Please copy all the lines that follow, word for word.

[Data records start]

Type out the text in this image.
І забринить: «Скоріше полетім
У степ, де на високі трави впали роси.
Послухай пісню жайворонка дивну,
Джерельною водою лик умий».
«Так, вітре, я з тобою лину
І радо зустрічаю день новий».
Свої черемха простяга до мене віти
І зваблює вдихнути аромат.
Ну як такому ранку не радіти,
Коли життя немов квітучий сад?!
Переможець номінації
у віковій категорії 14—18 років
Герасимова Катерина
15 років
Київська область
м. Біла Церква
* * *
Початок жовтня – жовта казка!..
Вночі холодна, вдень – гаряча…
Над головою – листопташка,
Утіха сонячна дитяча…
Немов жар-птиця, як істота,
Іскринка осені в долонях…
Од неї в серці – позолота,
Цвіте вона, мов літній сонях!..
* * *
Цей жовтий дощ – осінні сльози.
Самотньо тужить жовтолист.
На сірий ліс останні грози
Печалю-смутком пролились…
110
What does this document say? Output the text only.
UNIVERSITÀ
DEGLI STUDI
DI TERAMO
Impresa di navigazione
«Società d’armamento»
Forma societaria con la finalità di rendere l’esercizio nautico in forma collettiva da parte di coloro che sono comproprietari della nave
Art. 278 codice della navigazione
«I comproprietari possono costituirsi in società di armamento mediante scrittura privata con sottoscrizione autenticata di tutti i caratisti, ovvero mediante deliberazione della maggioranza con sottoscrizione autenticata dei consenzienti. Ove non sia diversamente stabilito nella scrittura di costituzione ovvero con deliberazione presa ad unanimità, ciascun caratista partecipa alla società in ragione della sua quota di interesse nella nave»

[Data records end]

Output below:
Type out the text in this image.
І забринить: «Скоріше полетім
У степ, де на високі трави впали роси.
Послухай пісню жайворонка дивну,
Джерельною водою лик умий».
«Так, вітре, я з тобою лину
І радо зустрічаю день новий».
Свої черемха простяга до мене віти
І зваблює вдихнути аромат.
Ну як такому ранку не радіти,
Коли життя немов квітучий сад?!
Переможець номінації
у віковій категорії 14—18 років
Герасимова Катерина
15 років
Київська область
м. Біла Церква
* * *
Початок жовтня – жовта казка!..
Вночі холодна, вдень – гаряча…
Над головою – листопташка,
Утіха сонячна дитяча…
Немов жар-птиця, як істота,
Іскринка осені в долонях…
Од неї в серці – позолота,
Цвіте вона, мов літній сонях!..
* * *
Цей жовтий дощ – осінні сльози.
Самотньо тужить жовтолист.
На сірий ліс останні грози
Печалю-смутком пролились…
110
What does this document say? Output the text only.
UNIVERSITÀ
DEGLI STUDI
DI TERAMO
Impresa di navigazione
«Società d’armamento»
Forma societaria con la finalità di rendere l’esercizio nautico in forma collettiva da parte di coloro che sono comproprietari della nave
Art. 278 codice della navigazione
«I comproprietari possono costituirsi in società di armamento mediante scrittura privata con sottoscrizione autenticata di tutti i caratisti, ovvero mediante deliberazione della maggioranza con sottoscrizione autenticata dei consenzienti. Ove non sia diversamente stabilito nella scrittura di costituzione ovvero con deliberazione presa ad unanimità, ciascun caratista partecipa alla società in ragione della sua quota di interesse nella nave»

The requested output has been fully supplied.